▸ **EXERCISE MATERIAL**

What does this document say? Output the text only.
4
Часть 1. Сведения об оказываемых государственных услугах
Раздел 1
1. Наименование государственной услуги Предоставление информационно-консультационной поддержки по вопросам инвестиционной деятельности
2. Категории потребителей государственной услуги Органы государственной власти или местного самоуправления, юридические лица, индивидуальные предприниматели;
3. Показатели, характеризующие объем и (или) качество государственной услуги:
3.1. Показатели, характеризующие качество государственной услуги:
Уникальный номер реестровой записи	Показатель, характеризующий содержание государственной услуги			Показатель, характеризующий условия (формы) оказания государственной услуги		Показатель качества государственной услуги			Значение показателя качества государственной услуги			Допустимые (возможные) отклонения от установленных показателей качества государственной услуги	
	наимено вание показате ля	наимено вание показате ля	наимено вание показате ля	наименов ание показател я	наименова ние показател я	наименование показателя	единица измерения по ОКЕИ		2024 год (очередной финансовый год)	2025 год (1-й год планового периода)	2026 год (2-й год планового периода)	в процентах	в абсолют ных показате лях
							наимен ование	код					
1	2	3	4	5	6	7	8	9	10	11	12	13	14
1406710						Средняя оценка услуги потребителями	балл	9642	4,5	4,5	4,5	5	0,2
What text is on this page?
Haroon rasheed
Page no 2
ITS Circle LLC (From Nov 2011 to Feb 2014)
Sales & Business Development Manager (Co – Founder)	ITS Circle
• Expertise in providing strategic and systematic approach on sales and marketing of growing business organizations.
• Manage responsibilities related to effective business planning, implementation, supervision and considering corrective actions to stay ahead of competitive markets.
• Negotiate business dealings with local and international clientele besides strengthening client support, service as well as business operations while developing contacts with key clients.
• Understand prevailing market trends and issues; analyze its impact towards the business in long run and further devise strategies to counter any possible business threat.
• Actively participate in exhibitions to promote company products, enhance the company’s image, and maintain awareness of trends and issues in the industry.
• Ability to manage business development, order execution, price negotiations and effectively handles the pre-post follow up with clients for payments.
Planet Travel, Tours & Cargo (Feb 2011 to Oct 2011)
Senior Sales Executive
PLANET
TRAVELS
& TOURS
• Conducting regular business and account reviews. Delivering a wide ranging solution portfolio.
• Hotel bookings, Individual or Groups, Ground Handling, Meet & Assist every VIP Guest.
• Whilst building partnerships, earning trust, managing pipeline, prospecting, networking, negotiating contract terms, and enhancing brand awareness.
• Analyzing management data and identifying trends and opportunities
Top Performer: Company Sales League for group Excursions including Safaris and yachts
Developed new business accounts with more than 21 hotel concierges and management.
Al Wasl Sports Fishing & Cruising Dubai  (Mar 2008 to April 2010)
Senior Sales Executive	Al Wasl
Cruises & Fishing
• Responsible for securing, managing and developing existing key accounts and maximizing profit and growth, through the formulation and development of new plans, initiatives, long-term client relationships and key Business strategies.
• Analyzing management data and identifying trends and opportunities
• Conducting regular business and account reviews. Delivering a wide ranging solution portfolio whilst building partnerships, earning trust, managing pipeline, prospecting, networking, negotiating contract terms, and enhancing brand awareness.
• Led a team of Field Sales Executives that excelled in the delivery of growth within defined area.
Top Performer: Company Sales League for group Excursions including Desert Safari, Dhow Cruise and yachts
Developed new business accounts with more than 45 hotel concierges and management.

▸ **TO DO**
Please reproduce every line of the material word for word.

▸ **ANSWER TO THIS EXERCISE**
What does this document say? Output the text only.
4
Часть 1. Сведения об оказываемых государственных услугах
Раздел 1
1. Наименование государственной услуги Предоставление информационно-консультационной поддержки по вопросам инвестиционной деятельности
2. Категории потребителей государственной услуги Органы государственной власти или местного самоуправления, юридические лица, индивидуальные предприниматели;
3. Показатели, характеризующие объем и (или) качество государственной услуги:
3.1. Показатели, характеризующие качество государственной услуги:
Уникальный номер реестровой записи	Показатель, характеризующий содержание государственной услуги			Показатель, характеризующий условия (формы) оказания государственной услуги		Показатель качества государственной услуги			Значение показателя качества государственной услуги			Допустимые (возможные) отклонения от установленных показателей качества государственной услуги	
	наимено вание показате ля	наимено вание показате ля	наимено вание показате ля	наименов ание показател я	наименова ние показател я	наименование показателя	единица измерения по ОКЕИ		2024 год (очередной финансовый год)	2025 год (1-й год планового периода)	2026 год (2-й год планового периода)	в процентах	в абсолют ных показате лях
							наимен ование	код					
1	2	3	4	5	6	7	8	9	10	11	12	13	14
1406710						Средняя оценка услуги потребителями	балл	9642	4,5	4,5	4,5	5	0,2
What text is on this page?
Haroon rasheed
Page no 2
ITS Circle LLC (From Nov 2011 to Feb 2014)
Sales & Business Development Manager (Co – Founder)	ITS Circle
• Expertise in providing strategic and systematic approach on sales and marketing of growing business organizations.
• Manage responsibilities related to effective business planning, implementation, supervision and considering corrective actions to stay ahead of competitive markets.
• Negotiate business dealings with local and international clientele besides strengthening client support, service as well as business operations while developing contacts with key clients.
• Understand prevailing market trends and issues; analyze its impact towards the business in long run and further devise strategies to counter any possible business threat.
• Actively participate in exhibitions to promote company products, enhance the company’s image, and maintain awareness of trends and issues in the industry.
• Ability to manage business development, order execution, price negotiations and effectively handles the pre-post follow up with clients for payments.
Planet Travel, Tours & Cargo (Feb 2011 to Oct 2011)
Senior Sales Executive
PLANET
TRAVELS
& TOURS
• Conducting regular business and account reviews. Delivering a wide ranging solution portfolio.
• Hotel bookings, Individual or Groups, Ground Handling, Meet & Assist every VIP Guest.
• Whilst building partnerships, earning trust, managing pipeline, prospecting, networking, negotiating contract terms, and enhancing brand awareness.
• Analyzing management data and identifying trends and opportunities
Top Performer: Company Sales League for group Excursions including Safaris and yachts
Developed new business accounts with more than 21 hotel concierges and management.
Al Wasl Sports Fishing & Cruising Dubai  (Mar 2008 to April 2010)
Senior Sales Executive	Al Wasl
Cruises & Fishing
• Responsible for securing, managing and developing existing key accounts and maximizing profit and growth, through the formulation and development of new plans, initiatives, long-term client relationships and key Business strategies.
• Analyzing management data and identifying trends and opportunities
• Conducting regular business and account reviews. Delivering a wide ranging solution portfolio whilst building partnerships, earning trust, managing pipeline, prospecting, networking, negotiating contract terms, and enhancing brand awareness.
• Led a team of Field Sales Executives that excelled in the delivery of growth within defined area.
Top Performer: Company Sales League for group Excursions including Desert Safari, Dhow Cruise and yachts
Developed new business accounts with more than 45 hotel concierges and management.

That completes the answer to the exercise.